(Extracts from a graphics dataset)

============================================================

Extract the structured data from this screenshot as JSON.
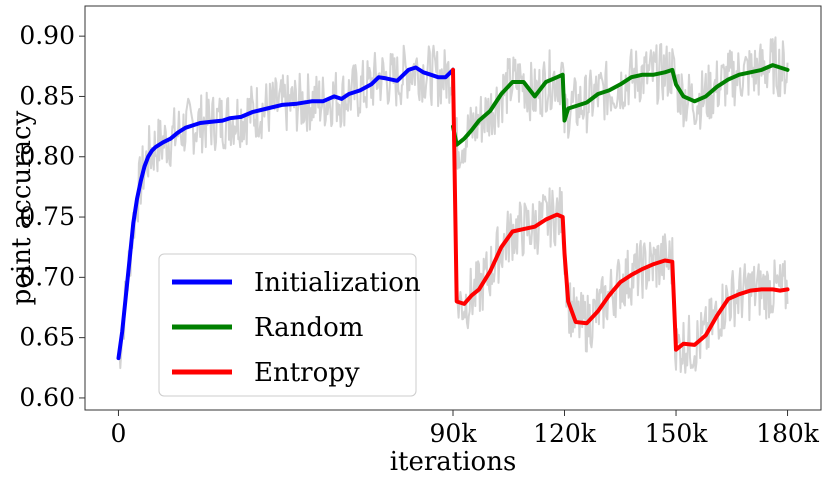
{
  "chart_data": {
    "type": "line",
    "xlabel": "iterations",
    "ylabel": "point accuracy",
    "xlim": [
      -9000,
      189000
    ],
    "ylim": [
      0.59,
      0.925
    ],
    "x_ticks": [
      {
        "value": 0,
        "label": "0"
      },
      {
        "value": 90000,
        "label": "90k"
      },
      {
        "value": 120000,
        "label": "120k"
      },
      {
        "value": 150000,
        "label": "150k"
      },
      {
        "value": 180000,
        "label": "180k"
      }
    ],
    "y_ticks": [
      {
        "value": 0.6,
        "label": "0.60"
      },
      {
        "value": 0.65,
        "label": "0.65"
      },
      {
        "value": 0.7,
        "label": "0.70"
      },
      {
        "value": 0.75,
        "label": "0.75"
      },
      {
        "value": 0.8,
        "label": "0.80"
      },
      {
        "value": 0.85,
        "label": "0.85"
      },
      {
        "value": 0.9,
        "label": "0.90"
      }
    ],
    "grid": false,
    "legend_position": "lower-left",
    "raw_noise_color": "#d3d3d3",
    "series": [
      {
        "name": "Initialization",
        "color": "#0000ff",
        "x": [
          0,
          1000,
          2000,
          3000,
          4000,
          5000,
          6000,
          7000,
          8000,
          9000,
          10000,
          12000,
          14000,
          16000,
          18000,
          20000,
          22000,
          25000,
          28000,
          30000,
          33000,
          36000,
          40000,
          44000,
          48000,
          52000,
          55000,
          58000,
          60000,
          62000,
          65000,
          68000,
          70000,
          72000,
          75000,
          78000,
          80000,
          82000,
          84000,
          86000,
          88000,
          90000
        ],
        "y": [
          0.633,
          0.655,
          0.685,
          0.715,
          0.745,
          0.765,
          0.78,
          0.792,
          0.8,
          0.805,
          0.808,
          0.812,
          0.815,
          0.82,
          0.824,
          0.826,
          0.828,
          0.829,
          0.83,
          0.832,
          0.833,
          0.837,
          0.84,
          0.843,
          0.844,
          0.846,
          0.846,
          0.85,
          0.848,
          0.852,
          0.855,
          0.86,
          0.866,
          0.865,
          0.863,
          0.872,
          0.874,
          0.87,
          0.868,
          0.866,
          0.866,
          0.872
        ]
      },
      {
        "name": "Random",
        "color": "#008000",
        "x": [
          90000,
          91000,
          93000,
          95000,
          97000,
          100000,
          103000,
          106000,
          109000,
          112000,
          115000,
          118000,
          119500,
          120000,
          121000,
          123000,
          126000,
          129000,
          132000,
          135000,
          138000,
          141000,
          144000,
          147000,
          149000,
          150000,
          152000,
          155000,
          158000,
          161000,
          164000,
          167000,
          170000,
          173000,
          176000,
          178000,
          180000
        ],
        "y": [
          0.825,
          0.81,
          0.815,
          0.822,
          0.83,
          0.838,
          0.852,
          0.862,
          0.862,
          0.85,
          0.862,
          0.866,
          0.868,
          0.83,
          0.84,
          0.842,
          0.845,
          0.852,
          0.855,
          0.86,
          0.866,
          0.868,
          0.868,
          0.87,
          0.872,
          0.86,
          0.85,
          0.846,
          0.85,
          0.858,
          0.864,
          0.868,
          0.87,
          0.872,
          0.876,
          0.874,
          0.872
        ]
      },
      {
        "name": "Entropy",
        "color": "#ff0000",
        "x": [
          90000,
          91000,
          93000,
          95000,
          97000,
          100000,
          103000,
          106000,
          109000,
          112000,
          115000,
          118000,
          119500,
          120000,
          121000,
          123000,
          126000,
          129000,
          132000,
          135000,
          138000,
          141000,
          144000,
          147000,
          149000,
          150000,
          152000,
          155000,
          158000,
          161000,
          164000,
          167000,
          170000,
          173000,
          176000,
          178000,
          180000
        ],
        "y": [
          0.872,
          0.68,
          0.678,
          0.685,
          0.69,
          0.705,
          0.725,
          0.738,
          0.74,
          0.742,
          0.748,
          0.752,
          0.75,
          0.72,
          0.68,
          0.663,
          0.662,
          0.672,
          0.685,
          0.696,
          0.702,
          0.707,
          0.711,
          0.714,
          0.713,
          0.64,
          0.645,
          0.644,
          0.652,
          0.668,
          0.682,
          0.686,
          0.689,
          0.69,
          0.69,
          0.689,
          0.69
        ]
      }
    ]
  }
}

============================================================

TASK: For the string "value", count the lines of the entries above that include it; answer with the number only.

REPLY TO THE EXERCISE: 12